**Exercise requirements:**
Locate the string "一般项目" throughout the material and copy every line in which it occurs.

# Start of Extracted entries

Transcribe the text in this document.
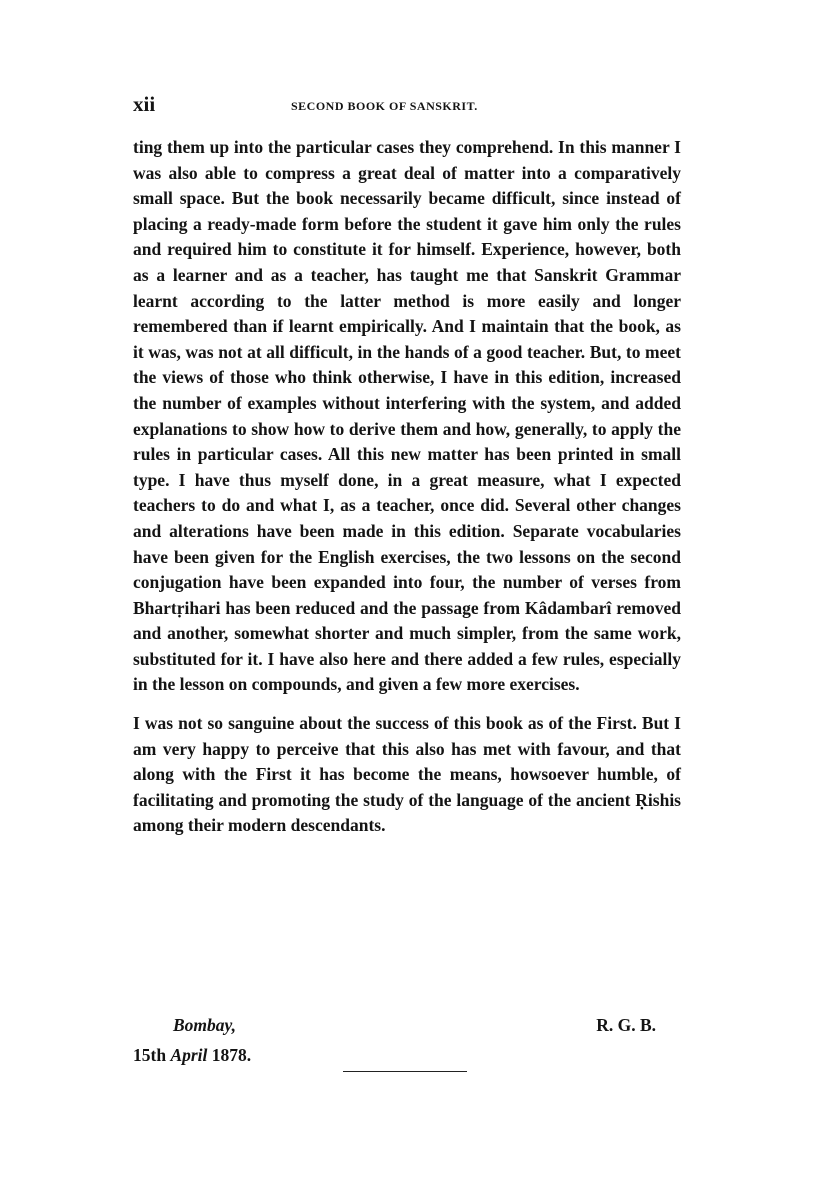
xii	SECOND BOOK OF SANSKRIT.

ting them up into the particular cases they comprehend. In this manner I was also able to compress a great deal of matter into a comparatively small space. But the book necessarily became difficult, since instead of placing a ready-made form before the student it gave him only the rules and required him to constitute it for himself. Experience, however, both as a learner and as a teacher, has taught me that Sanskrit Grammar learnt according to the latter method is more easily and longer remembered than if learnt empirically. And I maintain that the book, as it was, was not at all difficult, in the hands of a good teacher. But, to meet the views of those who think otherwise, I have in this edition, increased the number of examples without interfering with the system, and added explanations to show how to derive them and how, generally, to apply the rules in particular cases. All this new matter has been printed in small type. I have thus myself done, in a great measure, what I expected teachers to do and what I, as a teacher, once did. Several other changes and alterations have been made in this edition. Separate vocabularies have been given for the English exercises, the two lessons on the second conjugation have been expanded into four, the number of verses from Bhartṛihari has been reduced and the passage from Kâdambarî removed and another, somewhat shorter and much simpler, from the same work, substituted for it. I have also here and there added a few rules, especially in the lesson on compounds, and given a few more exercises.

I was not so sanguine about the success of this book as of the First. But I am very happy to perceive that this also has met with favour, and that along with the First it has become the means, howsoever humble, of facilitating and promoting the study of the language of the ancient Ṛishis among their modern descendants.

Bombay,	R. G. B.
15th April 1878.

# End of Extracted entries
# Start of Extracted entries

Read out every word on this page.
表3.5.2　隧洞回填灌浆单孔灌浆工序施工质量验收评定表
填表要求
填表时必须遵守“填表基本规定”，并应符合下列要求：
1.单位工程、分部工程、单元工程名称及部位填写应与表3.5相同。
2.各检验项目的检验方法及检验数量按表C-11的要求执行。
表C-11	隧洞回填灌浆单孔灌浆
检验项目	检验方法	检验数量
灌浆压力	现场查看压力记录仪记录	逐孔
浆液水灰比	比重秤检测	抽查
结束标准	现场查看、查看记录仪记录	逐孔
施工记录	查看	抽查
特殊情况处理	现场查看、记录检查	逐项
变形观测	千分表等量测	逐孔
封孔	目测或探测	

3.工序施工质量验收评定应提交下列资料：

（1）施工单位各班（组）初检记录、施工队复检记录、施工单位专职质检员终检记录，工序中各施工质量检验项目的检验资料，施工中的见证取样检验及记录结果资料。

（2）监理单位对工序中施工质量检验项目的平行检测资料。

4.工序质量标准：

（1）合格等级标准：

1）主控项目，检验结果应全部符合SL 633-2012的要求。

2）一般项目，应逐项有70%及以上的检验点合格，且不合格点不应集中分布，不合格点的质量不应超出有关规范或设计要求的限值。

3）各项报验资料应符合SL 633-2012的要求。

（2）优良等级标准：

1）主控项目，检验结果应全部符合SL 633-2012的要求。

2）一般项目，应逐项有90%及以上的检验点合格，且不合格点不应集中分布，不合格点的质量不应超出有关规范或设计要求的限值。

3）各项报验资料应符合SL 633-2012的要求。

# End of Extracted entries

**Written solution:**
2）一般项目，应逐项有70%及以上的检验点合格，且不合格点不应集中分布，不合格点的质量不应超出有关规范或设计要求的限值。
2）一般项目，应逐项有90%及以上的检验点合格，且不合格点不应集中分布，不合格点的质量不应超出有关规范或设计要求的限值。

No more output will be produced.